THE TASK:
Restate the complete material exactly.

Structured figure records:
◆ ◆ ◆ ◆ ◆
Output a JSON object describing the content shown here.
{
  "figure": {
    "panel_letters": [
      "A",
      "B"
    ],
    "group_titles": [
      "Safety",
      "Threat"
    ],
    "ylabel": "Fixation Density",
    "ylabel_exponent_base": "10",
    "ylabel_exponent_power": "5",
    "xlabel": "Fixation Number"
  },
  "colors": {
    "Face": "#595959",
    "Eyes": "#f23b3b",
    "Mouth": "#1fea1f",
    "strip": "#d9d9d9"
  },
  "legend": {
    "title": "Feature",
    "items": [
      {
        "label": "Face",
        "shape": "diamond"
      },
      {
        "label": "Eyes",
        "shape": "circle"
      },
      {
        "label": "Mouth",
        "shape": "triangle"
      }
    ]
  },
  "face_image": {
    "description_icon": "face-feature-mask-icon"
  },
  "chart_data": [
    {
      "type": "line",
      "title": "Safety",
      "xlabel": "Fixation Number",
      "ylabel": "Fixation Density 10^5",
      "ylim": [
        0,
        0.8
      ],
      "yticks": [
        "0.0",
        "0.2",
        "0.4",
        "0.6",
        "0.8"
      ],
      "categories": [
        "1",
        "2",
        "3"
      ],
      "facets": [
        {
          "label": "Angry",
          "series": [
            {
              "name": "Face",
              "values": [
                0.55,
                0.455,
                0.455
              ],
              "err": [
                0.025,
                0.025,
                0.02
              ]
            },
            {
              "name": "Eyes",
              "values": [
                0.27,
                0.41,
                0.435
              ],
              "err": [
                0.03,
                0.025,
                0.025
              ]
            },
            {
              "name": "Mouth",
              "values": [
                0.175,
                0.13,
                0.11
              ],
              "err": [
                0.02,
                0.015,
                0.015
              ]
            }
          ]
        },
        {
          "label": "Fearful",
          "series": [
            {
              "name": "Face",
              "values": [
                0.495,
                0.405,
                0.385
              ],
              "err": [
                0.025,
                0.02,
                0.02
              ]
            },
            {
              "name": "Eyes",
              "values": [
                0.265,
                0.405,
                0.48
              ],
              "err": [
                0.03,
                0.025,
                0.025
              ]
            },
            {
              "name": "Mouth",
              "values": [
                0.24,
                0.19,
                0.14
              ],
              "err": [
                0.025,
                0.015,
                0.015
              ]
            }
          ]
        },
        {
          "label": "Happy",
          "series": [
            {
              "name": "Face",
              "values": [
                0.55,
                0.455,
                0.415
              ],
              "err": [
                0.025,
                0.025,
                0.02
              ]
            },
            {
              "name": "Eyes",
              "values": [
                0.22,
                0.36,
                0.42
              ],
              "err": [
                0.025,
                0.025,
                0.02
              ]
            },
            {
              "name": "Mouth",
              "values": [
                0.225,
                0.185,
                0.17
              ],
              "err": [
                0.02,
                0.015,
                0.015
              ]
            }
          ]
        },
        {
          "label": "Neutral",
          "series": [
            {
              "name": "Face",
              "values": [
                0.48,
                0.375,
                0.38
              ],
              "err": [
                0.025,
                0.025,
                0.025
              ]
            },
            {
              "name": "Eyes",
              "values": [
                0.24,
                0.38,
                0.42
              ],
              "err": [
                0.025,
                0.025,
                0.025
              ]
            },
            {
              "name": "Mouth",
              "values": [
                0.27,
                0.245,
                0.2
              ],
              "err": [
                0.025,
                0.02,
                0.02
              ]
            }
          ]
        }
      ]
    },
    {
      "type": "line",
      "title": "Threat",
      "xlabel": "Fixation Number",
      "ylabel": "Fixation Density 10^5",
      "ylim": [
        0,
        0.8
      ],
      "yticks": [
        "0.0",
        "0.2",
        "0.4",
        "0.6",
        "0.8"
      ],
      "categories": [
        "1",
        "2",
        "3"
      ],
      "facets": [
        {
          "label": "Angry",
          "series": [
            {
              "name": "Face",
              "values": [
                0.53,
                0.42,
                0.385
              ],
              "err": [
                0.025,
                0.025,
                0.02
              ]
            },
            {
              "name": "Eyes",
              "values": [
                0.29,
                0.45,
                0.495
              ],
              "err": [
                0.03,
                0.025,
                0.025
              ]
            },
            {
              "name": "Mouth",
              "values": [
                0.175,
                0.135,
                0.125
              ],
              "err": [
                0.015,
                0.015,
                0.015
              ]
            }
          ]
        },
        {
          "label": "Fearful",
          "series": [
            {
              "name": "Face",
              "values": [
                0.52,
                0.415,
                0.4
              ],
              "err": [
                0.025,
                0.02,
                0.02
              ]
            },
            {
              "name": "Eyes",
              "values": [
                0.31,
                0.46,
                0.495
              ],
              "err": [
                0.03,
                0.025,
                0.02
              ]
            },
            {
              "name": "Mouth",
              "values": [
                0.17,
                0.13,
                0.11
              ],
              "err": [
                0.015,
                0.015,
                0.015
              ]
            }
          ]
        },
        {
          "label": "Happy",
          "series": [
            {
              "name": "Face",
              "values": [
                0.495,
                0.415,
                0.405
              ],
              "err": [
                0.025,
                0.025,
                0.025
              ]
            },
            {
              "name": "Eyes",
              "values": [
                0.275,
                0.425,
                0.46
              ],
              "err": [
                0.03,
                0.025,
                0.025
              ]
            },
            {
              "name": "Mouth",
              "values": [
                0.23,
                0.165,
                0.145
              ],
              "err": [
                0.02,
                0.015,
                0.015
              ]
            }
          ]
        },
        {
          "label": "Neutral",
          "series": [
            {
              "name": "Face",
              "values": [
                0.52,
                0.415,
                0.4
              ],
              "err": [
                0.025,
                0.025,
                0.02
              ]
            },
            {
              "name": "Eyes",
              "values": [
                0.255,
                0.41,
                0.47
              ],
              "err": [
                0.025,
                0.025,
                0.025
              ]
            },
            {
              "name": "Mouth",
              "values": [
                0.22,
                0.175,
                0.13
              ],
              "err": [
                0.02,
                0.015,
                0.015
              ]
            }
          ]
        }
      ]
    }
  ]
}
◆ ◆ ◆ ◆ ◆
PROBLEM SOLUTION:
Output a JSON object describing the content shown here.
{
  "figure": {
    "panel_letters": [
      "A",
      "B"
    ],
    "group_titles": [
      "Safety",
      "Threat"
    ],
    "ylabel": "Fixation Density",
    "ylabel_exponent_base": "10",
    "ylabel_exponent_power": "5",
    "xlabel": "Fixation Number"
  },
  "colors": {
    "Face": "#595959",
    "Eyes": "#f23b3b",
    "Mouth": "#1fea1f",
    "strip": "#d9d9d9"
  },
  "legend": {
    "title": "Feature",
    "items": [
      {
        "label": "Face",
        "shape": "diamond"
      },
      {
        "label": "Eyes",
        "shape": "circle"
      },
      {
        "label": "Mouth",
        "shape": "triangle"
      }
    ]
  },
  "face_image": {
    "description_icon": "face-feature-mask-icon"
  },
  "chart_data": [
    {
      "type": "line",
      "title": "Safety",
      "xlabel": "Fixation Number",
      "ylabel": "Fixation Density 10^5",
      "ylim": [
        0,
        0.8
      ],
      "yticks": [
        "0.0",
        "0.2",
        "0.4",
        "0.6",
        "0.8"
      ],
      "categories": [
        "1",
        "2",
        "3"
      ],
      "facets": [
        {
          "label": "Angry",
          "series": [
            {
              "name": "Face",
              "values": [
                0.55,
                0.455,
                0.455
              ],
              "err": [
                0.025,
                0.025,
                0.02
              ]
            },
            {
              "name": "Eyes",
              "values": [
                0.27,
                0.41,
                0.435
              ],
              "err": [
                0.03,
                0.025,
                0.025
              ]
            },
            {
              "name": "Mouth",
              "values": [
                0.175,
                0.13,
                0.11
              ],
              "err": [
                0.02,
                0.015,
                0.015
              ]
            }
          ]
        },
        {
          "label": "Fearful",
          "series": [
            {
              "name": "Face",
              "values": [
                0.495,
                0.405,
                0.385
              ],
              "err": [
                0.025,
                0.02,
                0.02
              ]
            },
            {
              "name": "Eyes",
              "values": [
                0.265,
                0.405,
                0.48
              ],
              "err": [
                0.03,
                0.025,
                0.025
              ]
            },
            {
              "name": "Mouth",
              "values": [
                0.24,
                0.19,
                0.14
              ],
              "err": [
                0.025,
                0.015,
                0.015
              ]
            }
          ]
        },
        {
          "label": "Happy",
          "series": [
            {
              "name": "Face",
              "values": [
                0.55,
                0.455,
                0.415
              ],
              "err": [
                0.025,
                0.025,
                0.02
              ]
            },
            {
              "name": "Eyes",
              "values": [
                0.22,
                0.36,
                0.42
              ],
              "err": [
                0.025,
                0.025,
                0.02
              ]
            },
            {
              "name": "Mouth",
              "values": [
                0.225,
                0.185,
                0.17
              ],
              "err": [
                0.02,
                0.015,
                0.015
              ]
            }
          ]
        },
        {
          "label": "Neutral",
          "series": [
            {
              "name": "Face",
              "values": [
                0.48,
                0.375,
                0.38
              ],
              "err": [
                0.025,
                0.025,
                0.025
              ]
            },
            {
              "name": "Eyes",
              "values": [
                0.24,
                0.38,
                0.42
              ],
              "err": [
                0.025,
                0.025,
                0.025
              ]
            },
            {
              "name": "Mouth",
              "values": [
                0.27,
                0.245,
                0.2
              ],
              "err": [
                0.025,
                0.02,
                0.02
              ]
            }
          ]
        }
      ]
    },
    {
      "type": "line",
      "title": "Threat",
      "xlabel": "Fixation Number",
      "ylabel": "Fixation Density 10^5",
      "ylim": [
        0,
        0.8
      ],
      "yticks": [
        "0.0",
        "0.2",
        "0.4",
        "0.6",
        "0.8"
      ],
      "categories": [
        "1",
        "2",
        "3"
      ],
      "facets": [
        {
          "label": "Angry",
          "series": [
            {
              "name": "Face",
              "values": [
                0.53,
                0.42,
                0.385
              ],
              "err": [
                0.025,
                0.025,
                0.02
              ]
            },
            {
              "name": "Eyes",
              "values": [
                0.29,
                0.45,
                0.495
              ],
              "err": [
                0.03,
                0.025,
                0.025
              ]
            },
            {
              "name": "Mouth",
              "values": [
                0.175,
                0.135,
                0.125
              ],
              "err": [
                0.015,
                0.015,
                0.015
              ]
            }
          ]
        },
        {
          "label": "Fearful",
          "series": [
            {
              "name": "Face",
              "values": [
                0.52,
                0.415,
                0.4
              ],
              "err": [
                0.025,
                0.02,
                0.02
              ]
            },
            {
              "name": "Eyes",
              "values": [
                0.31,
                0.46,
                0.495
              ],
              "err": [
                0.03,
                0.025,
                0.02
              ]
            },
            {
              "name": "Mouth",
              "values": [
                0.17,
                0.13,
                0.11
              ],
              "err": [
                0.015,
                0.015,
                0.015
              ]
            }
          ]
        },
        {
          "label": "Happy",
          "series": [
            {
              "name": "Face",
              "values": [
                0.495,
                0.415,
                0.405
              ],
              "err": [
                0.025,
                0.025,
                0.025
              ]
            },
            {
              "name": "Eyes",
              "values": [
                0.275,
                0.425,
                0.46
              ],
              "err": [
                0.03,
                0.025,
                0.025
              ]
            },
            {
              "name": "Mouth",
              "values": [
                0.23,
                0.165,
                0.145
              ],
              "err": [
                0.02,
                0.015,
                0.015
              ]
            }
          ]
        },
        {
          "label": "Neutral",
          "series": [
            {
              "name": "Face",
              "values": [
                0.52,
                0.415,
                0.4
              ],
              "err": [
                0.025,
                0.025,
                0.02
              ]
            },
            {
              "name": "Eyes",
              "values": [
                0.255,
                0.41,
                0.47
              ],
              "err": [
                0.025,
                0.025,
                0.025
              ]
            },
            {
              "name": "Mouth",
              "values": [
                0.22,
                0.175,
                0.13
              ],
              "err": [
                0.02,
                0.015,
                0.015
              ]
            }
          ]
        }
      ]
    }
  ]
}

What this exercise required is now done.